▶ Dataset rows
***

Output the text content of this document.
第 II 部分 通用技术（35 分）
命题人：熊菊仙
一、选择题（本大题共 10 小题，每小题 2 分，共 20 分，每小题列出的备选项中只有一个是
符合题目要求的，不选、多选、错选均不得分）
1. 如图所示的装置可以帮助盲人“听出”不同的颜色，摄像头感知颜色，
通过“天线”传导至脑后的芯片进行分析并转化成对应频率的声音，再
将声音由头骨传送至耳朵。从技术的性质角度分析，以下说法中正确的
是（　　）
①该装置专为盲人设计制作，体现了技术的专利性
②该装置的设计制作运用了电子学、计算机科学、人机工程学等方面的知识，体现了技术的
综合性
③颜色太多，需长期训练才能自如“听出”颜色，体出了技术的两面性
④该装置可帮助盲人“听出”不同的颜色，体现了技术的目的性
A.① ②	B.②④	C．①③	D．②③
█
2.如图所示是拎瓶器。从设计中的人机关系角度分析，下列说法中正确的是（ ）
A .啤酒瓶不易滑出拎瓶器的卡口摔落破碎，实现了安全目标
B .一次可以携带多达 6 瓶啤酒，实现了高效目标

***

▶ Aim of the task
Scan the records above for the string "不同的颜色", then report every line that contains it.

▶ Solution to this problem
1. 如图所示的装置可以帮助盲人“听出”不同的颜色，摄像头感知颜色，
④该装置可帮助盲人“听出”不同的颜色，体现了技术的目的性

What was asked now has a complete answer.